Records provided:
_ _ _ _ _ _ _

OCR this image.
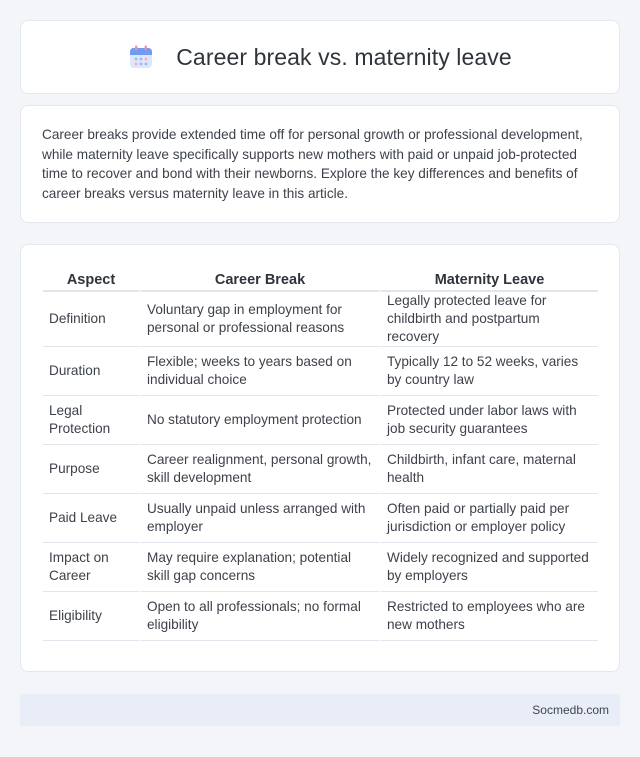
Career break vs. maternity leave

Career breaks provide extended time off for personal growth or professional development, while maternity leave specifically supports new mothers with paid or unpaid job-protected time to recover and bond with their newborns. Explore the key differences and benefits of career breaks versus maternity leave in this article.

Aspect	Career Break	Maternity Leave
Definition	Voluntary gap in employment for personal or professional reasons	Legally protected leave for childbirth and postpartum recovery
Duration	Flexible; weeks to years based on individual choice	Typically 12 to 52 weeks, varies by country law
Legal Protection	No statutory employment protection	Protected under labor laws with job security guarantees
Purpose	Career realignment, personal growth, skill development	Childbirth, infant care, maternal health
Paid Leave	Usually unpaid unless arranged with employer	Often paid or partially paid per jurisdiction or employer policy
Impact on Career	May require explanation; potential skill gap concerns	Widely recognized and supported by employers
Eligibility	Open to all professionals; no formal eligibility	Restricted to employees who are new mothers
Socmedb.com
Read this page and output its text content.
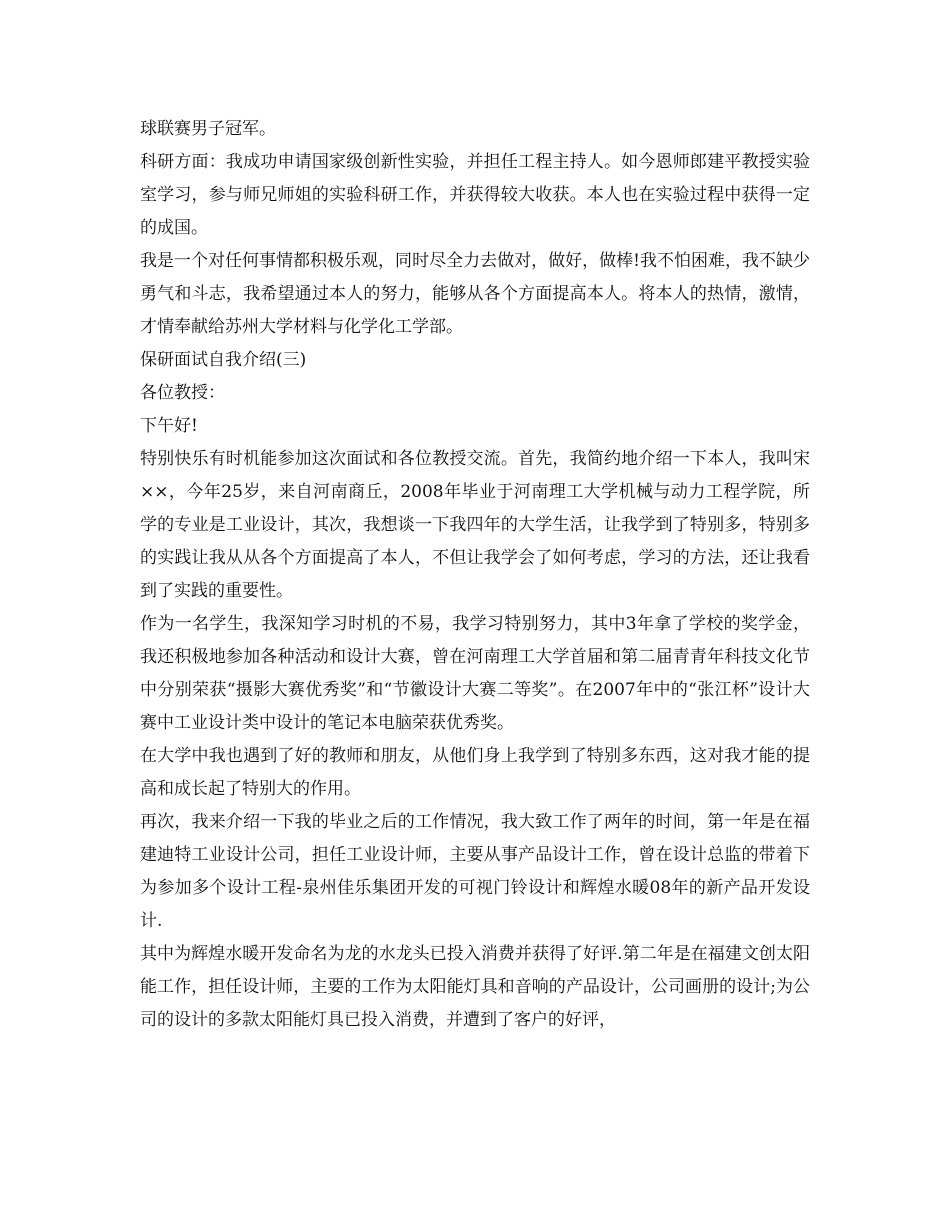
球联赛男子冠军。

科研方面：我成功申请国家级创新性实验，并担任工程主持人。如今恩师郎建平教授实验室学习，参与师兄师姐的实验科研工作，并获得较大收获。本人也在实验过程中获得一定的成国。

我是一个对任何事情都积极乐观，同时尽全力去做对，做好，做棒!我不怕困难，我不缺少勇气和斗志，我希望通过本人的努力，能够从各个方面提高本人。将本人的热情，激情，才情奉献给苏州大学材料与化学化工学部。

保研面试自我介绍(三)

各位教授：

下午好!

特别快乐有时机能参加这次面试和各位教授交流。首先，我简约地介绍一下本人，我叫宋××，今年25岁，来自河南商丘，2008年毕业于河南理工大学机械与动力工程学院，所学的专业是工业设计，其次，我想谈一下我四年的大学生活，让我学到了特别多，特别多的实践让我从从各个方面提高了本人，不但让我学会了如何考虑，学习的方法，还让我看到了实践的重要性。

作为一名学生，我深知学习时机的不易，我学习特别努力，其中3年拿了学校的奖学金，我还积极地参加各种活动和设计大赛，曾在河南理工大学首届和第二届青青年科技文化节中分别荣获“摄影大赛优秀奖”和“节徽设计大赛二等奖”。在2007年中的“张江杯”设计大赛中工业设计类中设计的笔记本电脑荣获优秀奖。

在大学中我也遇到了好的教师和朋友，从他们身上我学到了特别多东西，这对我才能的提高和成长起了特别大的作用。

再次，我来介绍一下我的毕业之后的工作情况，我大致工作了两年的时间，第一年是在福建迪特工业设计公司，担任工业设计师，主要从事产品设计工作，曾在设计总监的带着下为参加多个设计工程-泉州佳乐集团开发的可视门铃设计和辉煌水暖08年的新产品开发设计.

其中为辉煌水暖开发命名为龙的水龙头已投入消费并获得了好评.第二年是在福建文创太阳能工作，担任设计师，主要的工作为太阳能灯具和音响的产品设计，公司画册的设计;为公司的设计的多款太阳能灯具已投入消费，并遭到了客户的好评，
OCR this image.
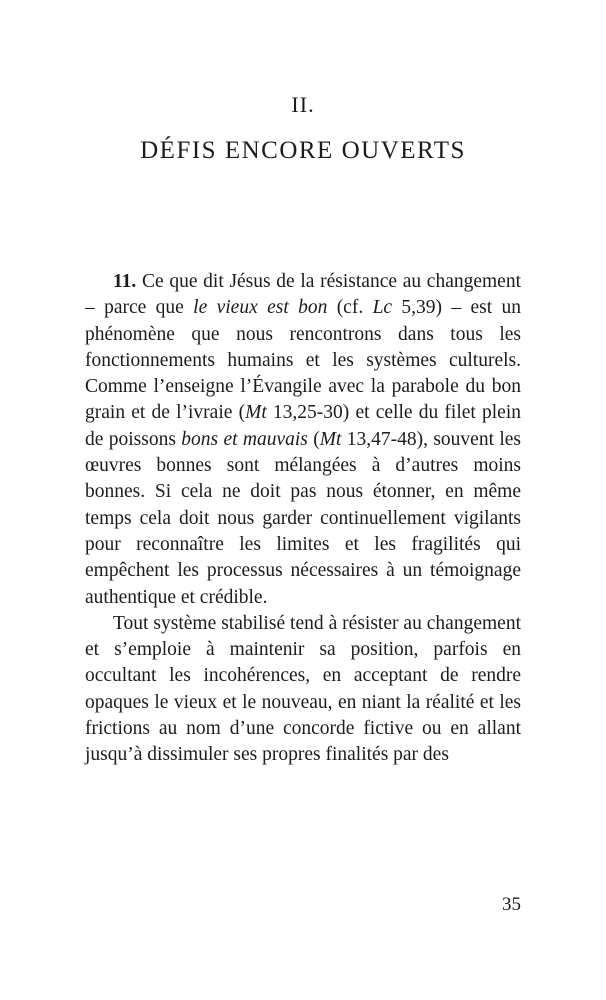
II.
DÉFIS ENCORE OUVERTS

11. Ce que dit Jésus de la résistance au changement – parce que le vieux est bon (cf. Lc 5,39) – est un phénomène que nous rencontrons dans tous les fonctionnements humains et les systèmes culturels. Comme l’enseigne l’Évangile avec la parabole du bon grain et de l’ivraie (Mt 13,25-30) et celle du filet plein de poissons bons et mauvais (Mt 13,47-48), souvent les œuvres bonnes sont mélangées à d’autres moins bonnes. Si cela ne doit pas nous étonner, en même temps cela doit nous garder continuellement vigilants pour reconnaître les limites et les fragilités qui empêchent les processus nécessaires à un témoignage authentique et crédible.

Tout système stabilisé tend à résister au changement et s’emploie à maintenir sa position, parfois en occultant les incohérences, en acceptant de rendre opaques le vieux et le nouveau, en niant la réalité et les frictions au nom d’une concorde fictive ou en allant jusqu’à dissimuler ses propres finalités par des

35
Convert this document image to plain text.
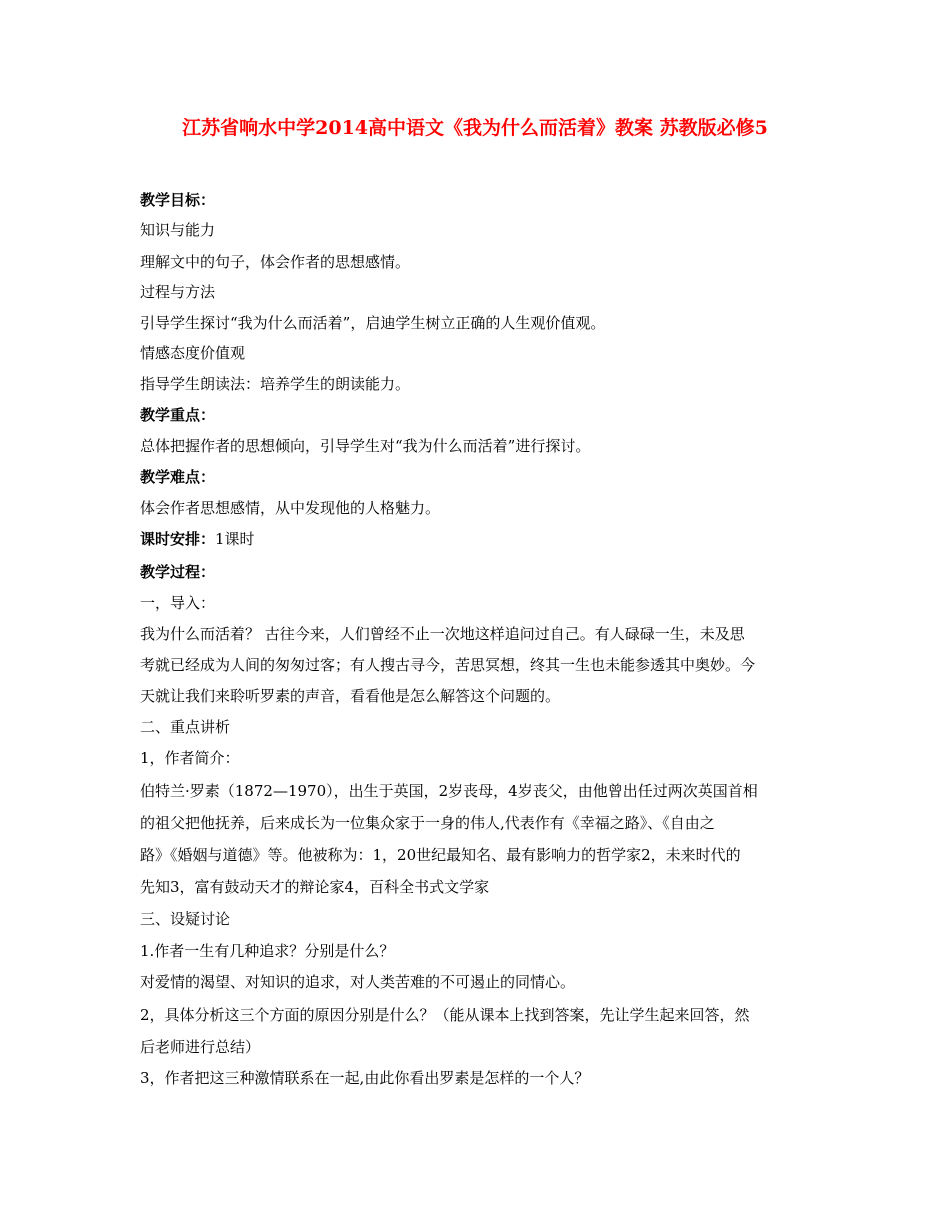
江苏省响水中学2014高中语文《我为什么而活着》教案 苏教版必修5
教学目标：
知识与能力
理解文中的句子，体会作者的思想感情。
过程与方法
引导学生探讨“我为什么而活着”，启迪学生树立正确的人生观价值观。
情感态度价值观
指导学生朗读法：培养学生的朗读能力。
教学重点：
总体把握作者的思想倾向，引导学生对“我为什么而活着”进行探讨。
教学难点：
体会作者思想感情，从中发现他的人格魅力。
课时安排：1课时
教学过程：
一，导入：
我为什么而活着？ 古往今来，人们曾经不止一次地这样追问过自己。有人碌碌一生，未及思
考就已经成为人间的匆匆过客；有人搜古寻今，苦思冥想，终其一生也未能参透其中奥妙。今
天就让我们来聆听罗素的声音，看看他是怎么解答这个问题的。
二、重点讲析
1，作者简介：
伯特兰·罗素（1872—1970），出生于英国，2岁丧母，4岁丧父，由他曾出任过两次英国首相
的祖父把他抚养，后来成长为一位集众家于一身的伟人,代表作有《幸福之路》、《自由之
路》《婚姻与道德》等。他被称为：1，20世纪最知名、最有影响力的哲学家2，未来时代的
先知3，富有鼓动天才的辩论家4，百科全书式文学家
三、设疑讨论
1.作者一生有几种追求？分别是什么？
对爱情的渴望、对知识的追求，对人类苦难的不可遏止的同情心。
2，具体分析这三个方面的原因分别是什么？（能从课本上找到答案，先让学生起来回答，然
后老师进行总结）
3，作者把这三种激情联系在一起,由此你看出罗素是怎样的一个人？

_ _ _ _ _ _ _

Required task: Print every entry exactly as written, without the pictures.

Correct answer:
OCR this image.
Career break vs. maternity leave

Career breaks provide extended time off for personal growth or professional development, while maternity leave specifically supports new mothers with paid or unpaid job-protected time to recover and bond with their newborns. Explore the key differences and benefits of career breaks versus maternity leave in this article.

Aspect	Career Break	Maternity Leave
Definition	Voluntary gap in employment for personal or professional reasons	Legally protected leave for childbirth and postpartum recovery
Duration	Flexible; weeks to years based on individual choice	Typically 12 to 52 weeks, varies by country law
Legal Protection	No statutory employment protection	Protected under labor laws with job security guarantees
Purpose	Career realignment, personal growth, skill development	Childbirth, infant care, maternal health
Paid Leave	Usually unpaid unless arranged with employer	Often paid or partially paid per jurisdiction or employer policy
Impact on Career	May require explanation; potential skill gap concerns	Widely recognized and supported by employers
Eligibility	Open to all professionals; no formal eligibility	Restricted to employees who are new mothers
Socmedb.com
Read this page and output its text content.
球联赛男子冠军。

科研方面：我成功申请国家级创新性实验，并担任工程主持人。如今恩师郎建平教授实验室学习，参与师兄师姐的实验科研工作，并获得较大收获。本人也在实验过程中获得一定的成国。

我是一个对任何事情都积极乐观，同时尽全力去做对，做好，做棒!我不怕困难，我不缺少勇气和斗志，我希望通过本人的努力，能够从各个方面提高本人。将本人的热情，激情，才情奉献给苏州大学材料与化学化工学部。

保研面试自我介绍(三)

各位教授：

下午好!

特别快乐有时机能参加这次面试和各位教授交流。首先，我简约地介绍一下本人，我叫宋××，今年25岁，来自河南商丘，2008年毕业于河南理工大学机械与动力工程学院，所学的专业是工业设计，其次，我想谈一下我四年的大学生活，让我学到了特别多，特别多的实践让我从从各个方面提高了本人，不但让我学会了如何考虑，学习的方法，还让我看到了实践的重要性。

作为一名学生，我深知学习时机的不易，我学习特别努力，其中3年拿了学校的奖学金，我还积极地参加各种活动和设计大赛，曾在河南理工大学首届和第二届青青年科技文化节中分别荣获“摄影大赛优秀奖”和“节徽设计大赛二等奖”。在2007年中的“张江杯”设计大赛中工业设计类中设计的笔记本电脑荣获优秀奖。

在大学中我也遇到了好的教师和朋友，从他们身上我学到了特别多东西，这对我才能的提高和成长起了特别大的作用。

再次，我来介绍一下我的毕业之后的工作情况，我大致工作了两年的时间，第一年是在福建迪特工业设计公司，担任工业设计师，主要从事产品设计工作，曾在设计总监的带着下为参加多个设计工程-泉州佳乐集团开发的可视门铃设计和辉煌水暖08年的新产品开发设计.

其中为辉煌水暖开发命名为龙的水龙头已投入消费并获得了好评.第二年是在福建文创太阳能工作，担任设计师，主要的工作为太阳能灯具和音响的产品设计，公司画册的设计;为公司的设计的多款太阳能灯具已投入消费，并遭到了客户的好评，
OCR this image.
II.
DÉFIS ENCORE OUVERTS

11. Ce que dit Jésus de la résistance au changement – parce que le vieux est bon (cf. Lc 5,39) – est un phénomène que nous rencontrons dans tous les fonctionnements humains et les systèmes culturels. Comme l’enseigne l’Évangile avec la parabole du bon grain et de l’ivraie (Mt 13,25-30) et celle du filet plein de poissons bons et mauvais (Mt 13,47-48), souvent les œuvres bonnes sont mélangées à d’autres moins bonnes. Si cela ne doit pas nous étonner, en même temps cela doit nous garder continuellement vigilants pour reconnaître les limites et les fragilités qui empêchent les processus nécessaires à un témoignage authentique et crédible.

Tout système stabilisé tend à résister au changement et s’emploie à maintenir sa position, parfois en occultant les incohérences, en acceptant de rendre opaques le vieux et le nouveau, en niant la réalité et les frictions au nom d’une concorde fictive ou en allant jusqu’à dissimuler ses propres finalités par des

35
Convert this document image to plain text.
江苏省响水中学2014高中语文《我为什么而活着》教案 苏教版必修5
教学目标：
知识与能力
理解文中的句子，体会作者的思想感情。
过程与方法
引导学生探讨“我为什么而活着”，启迪学生树立正确的人生观价值观。
情感态度价值观
指导学生朗读法：培养学生的朗读能力。
教学重点：
总体把握作者的思想倾向，引导学生对“我为什么而活着”进行探讨。
教学难点：
体会作者思想感情，从中发现他的人格魅力。
课时安排：1课时
教学过程：
一，导入：
我为什么而活着？ 古往今来，人们曾经不止一次地这样追问过自己。有人碌碌一生，未及思
考就已经成为人间的匆匆过客；有人搜古寻今，苦思冥想，终其一生也未能参透其中奥妙。今
天就让我们来聆听罗素的声音，看看他是怎么解答这个问题的。
二、重点讲析
1，作者简介：
伯特兰·罗素（1872—1970），出生于英国，2岁丧母，4岁丧父，由他曾出任过两次英国首相
的祖父把他抚养，后来成长为一位集众家于一身的伟人,代表作有《幸福之路》、《自由之
路》《婚姻与道德》等。他被称为：1，20世纪最知名、最有影响力的哲学家2，未来时代的
先知3，富有鼓动天才的辩论家4，百科全书式文学家
三、设疑讨论
1.作者一生有几种追求？分别是什么？
对爱情的渴望、对知识的追求，对人类苦难的不可遏止的同情心。
2，具体分析这三个方面的原因分别是什么？（能从课本上找到答案，先让学生起来回答，然
后老师进行总结）
3，作者把这三种激情联系在一起,由此你看出罗素是怎样的一个人？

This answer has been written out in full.